-- start DATA ENTRIES --

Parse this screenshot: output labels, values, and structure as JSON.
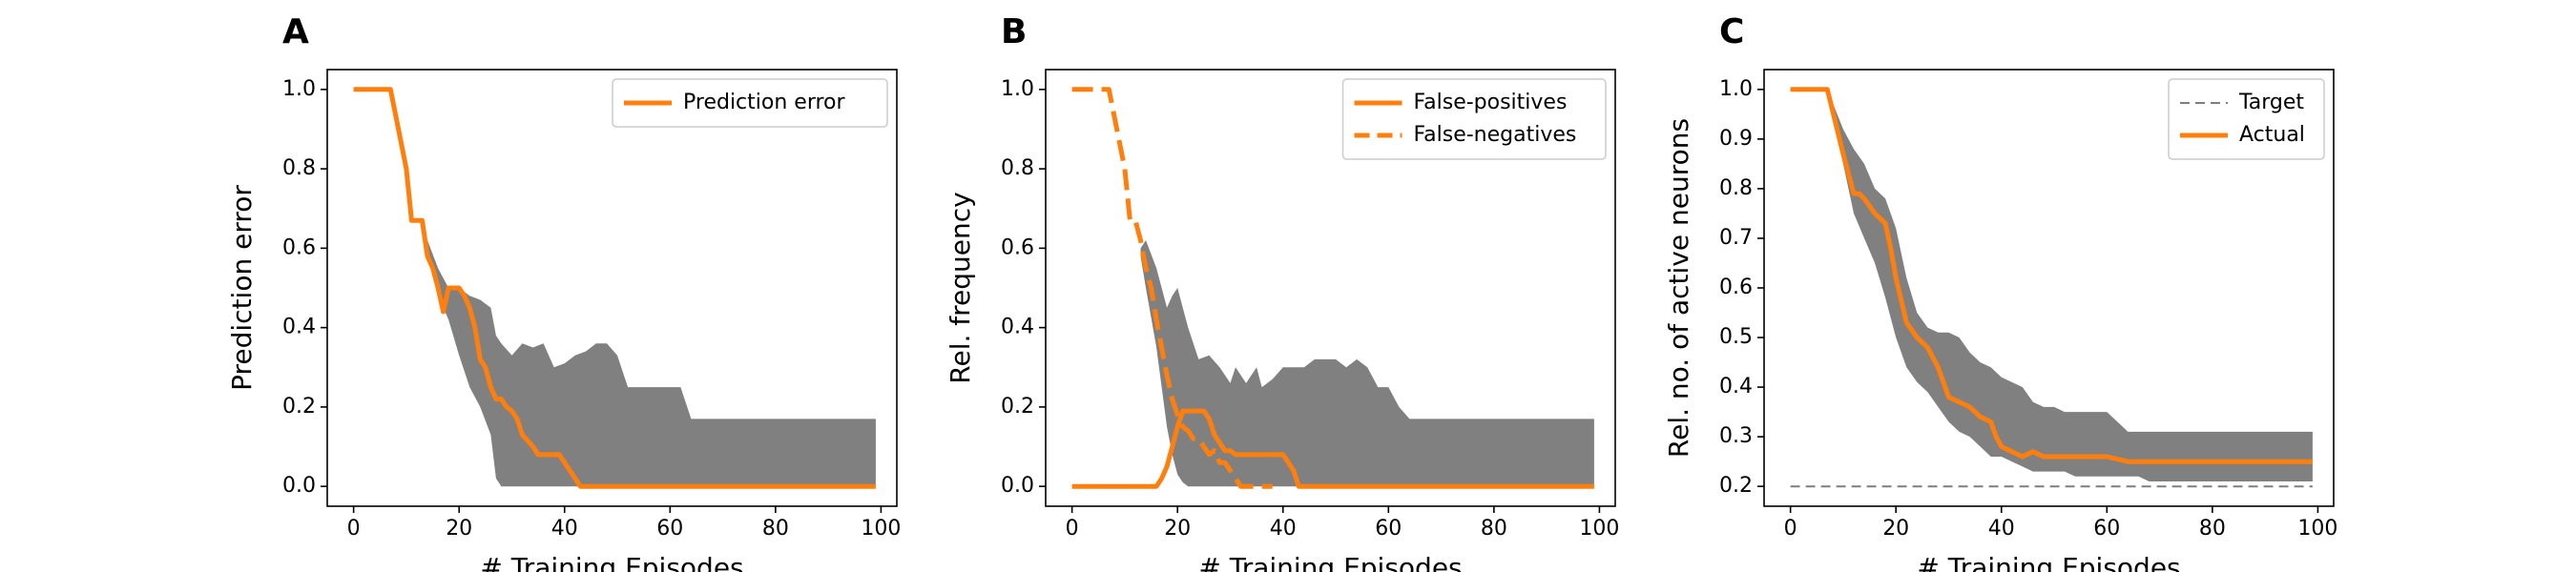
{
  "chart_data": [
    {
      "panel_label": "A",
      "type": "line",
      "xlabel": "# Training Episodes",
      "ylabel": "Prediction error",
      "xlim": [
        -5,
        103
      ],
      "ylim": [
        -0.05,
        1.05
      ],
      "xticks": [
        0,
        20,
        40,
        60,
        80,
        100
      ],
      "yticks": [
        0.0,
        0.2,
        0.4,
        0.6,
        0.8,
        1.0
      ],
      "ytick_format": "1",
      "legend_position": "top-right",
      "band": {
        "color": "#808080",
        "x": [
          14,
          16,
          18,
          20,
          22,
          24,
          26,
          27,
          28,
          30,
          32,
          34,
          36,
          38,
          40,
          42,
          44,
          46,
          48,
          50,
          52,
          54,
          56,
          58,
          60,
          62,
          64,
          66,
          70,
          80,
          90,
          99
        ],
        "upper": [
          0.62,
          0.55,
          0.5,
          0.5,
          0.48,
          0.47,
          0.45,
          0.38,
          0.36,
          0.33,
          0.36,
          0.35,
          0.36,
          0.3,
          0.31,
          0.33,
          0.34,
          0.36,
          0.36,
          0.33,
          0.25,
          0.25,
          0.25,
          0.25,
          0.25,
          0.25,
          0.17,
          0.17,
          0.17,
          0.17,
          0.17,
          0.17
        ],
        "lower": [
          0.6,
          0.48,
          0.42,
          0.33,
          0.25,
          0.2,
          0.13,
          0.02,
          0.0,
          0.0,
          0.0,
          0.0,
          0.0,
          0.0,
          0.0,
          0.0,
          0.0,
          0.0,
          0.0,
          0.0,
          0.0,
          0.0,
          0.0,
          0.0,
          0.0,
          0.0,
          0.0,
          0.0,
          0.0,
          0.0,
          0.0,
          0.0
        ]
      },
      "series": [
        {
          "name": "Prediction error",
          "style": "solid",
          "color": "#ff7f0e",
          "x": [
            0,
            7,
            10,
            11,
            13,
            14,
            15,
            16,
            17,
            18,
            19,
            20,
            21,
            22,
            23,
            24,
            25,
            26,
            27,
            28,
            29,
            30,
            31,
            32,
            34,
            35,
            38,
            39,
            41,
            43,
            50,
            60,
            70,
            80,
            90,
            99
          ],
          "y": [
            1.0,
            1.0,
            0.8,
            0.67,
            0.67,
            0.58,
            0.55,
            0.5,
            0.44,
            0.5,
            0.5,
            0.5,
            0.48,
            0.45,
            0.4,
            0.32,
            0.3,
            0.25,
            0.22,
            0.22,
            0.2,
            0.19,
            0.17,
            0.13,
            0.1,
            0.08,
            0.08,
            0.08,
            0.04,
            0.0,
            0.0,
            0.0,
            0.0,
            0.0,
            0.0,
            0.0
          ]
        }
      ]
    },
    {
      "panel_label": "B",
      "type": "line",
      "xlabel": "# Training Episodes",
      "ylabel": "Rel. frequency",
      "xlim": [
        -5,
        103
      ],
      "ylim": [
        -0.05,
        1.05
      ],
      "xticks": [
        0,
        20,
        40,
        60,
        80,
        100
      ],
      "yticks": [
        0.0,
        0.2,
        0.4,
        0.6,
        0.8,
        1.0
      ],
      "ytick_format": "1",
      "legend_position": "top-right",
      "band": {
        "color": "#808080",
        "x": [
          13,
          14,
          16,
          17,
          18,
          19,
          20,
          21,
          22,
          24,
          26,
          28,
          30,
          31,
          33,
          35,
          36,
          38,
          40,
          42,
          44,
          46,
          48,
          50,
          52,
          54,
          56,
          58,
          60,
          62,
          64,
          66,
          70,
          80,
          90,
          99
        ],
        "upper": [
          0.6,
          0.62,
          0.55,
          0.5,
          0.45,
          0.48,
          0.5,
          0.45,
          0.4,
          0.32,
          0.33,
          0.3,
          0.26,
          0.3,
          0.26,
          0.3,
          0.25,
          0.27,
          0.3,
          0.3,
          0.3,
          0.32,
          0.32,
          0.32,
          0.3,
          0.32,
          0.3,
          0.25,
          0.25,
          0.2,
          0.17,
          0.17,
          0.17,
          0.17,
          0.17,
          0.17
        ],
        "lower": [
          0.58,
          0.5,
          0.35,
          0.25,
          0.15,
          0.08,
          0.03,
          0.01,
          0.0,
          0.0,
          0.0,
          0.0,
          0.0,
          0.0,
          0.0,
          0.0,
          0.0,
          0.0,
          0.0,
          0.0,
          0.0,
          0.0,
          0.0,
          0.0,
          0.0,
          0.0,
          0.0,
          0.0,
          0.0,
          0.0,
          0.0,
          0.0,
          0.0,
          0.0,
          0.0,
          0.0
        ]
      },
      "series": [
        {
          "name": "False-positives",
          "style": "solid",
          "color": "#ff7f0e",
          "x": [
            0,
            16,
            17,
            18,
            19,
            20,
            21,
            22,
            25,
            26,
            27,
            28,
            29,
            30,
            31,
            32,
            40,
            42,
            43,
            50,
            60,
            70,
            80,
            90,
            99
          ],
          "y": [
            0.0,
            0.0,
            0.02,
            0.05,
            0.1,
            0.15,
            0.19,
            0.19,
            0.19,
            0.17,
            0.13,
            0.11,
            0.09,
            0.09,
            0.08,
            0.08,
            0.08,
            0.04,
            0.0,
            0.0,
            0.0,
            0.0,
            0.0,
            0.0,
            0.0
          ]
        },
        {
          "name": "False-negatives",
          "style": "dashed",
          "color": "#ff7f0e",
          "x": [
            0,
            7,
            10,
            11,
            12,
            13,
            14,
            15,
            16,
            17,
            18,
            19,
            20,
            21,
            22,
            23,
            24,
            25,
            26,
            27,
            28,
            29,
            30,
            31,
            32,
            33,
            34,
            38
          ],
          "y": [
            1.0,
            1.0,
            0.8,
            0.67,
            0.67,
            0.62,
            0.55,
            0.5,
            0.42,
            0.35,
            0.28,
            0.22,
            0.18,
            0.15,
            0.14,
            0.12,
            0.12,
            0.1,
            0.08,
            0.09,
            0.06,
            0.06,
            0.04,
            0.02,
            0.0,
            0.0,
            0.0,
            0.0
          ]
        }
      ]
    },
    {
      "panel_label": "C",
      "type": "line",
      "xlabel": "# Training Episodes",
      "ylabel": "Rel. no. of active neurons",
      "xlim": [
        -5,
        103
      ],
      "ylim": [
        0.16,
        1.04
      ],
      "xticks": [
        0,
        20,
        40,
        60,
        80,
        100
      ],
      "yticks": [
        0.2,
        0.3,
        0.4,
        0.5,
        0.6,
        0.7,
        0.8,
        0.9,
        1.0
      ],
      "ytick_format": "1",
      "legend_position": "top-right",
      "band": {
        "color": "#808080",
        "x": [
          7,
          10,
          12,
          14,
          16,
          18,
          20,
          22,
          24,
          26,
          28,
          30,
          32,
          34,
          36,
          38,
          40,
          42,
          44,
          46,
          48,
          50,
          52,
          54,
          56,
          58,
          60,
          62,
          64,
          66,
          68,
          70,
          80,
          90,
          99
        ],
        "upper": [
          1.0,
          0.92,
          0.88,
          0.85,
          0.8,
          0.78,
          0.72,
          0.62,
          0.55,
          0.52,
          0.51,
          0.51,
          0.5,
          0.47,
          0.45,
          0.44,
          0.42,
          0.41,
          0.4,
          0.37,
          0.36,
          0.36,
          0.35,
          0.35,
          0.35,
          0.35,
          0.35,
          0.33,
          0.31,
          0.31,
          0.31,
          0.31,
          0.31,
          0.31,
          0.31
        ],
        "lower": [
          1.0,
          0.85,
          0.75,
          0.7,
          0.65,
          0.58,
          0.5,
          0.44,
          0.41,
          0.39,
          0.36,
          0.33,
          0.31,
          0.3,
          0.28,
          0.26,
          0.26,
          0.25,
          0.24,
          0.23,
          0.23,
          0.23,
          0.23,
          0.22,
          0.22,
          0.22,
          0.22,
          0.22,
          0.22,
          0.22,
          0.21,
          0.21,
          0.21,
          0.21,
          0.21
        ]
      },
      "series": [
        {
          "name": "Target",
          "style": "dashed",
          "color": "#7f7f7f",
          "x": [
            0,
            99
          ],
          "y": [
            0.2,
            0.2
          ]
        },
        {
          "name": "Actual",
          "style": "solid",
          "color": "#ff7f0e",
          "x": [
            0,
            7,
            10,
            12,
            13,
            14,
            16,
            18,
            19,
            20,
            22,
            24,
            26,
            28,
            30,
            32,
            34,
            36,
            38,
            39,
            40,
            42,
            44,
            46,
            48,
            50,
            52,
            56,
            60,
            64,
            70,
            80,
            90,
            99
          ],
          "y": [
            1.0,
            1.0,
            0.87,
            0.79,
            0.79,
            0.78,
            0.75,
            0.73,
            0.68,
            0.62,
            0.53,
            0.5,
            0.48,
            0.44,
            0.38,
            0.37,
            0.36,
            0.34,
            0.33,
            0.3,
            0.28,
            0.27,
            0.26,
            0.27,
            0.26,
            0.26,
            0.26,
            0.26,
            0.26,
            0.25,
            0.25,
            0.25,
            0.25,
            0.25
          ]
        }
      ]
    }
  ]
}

-- end DATA ENTRIES --

Copy every line of the listing where the word "error" appears.

      "ylabel": "Prediction error",
          "name": "Prediction error",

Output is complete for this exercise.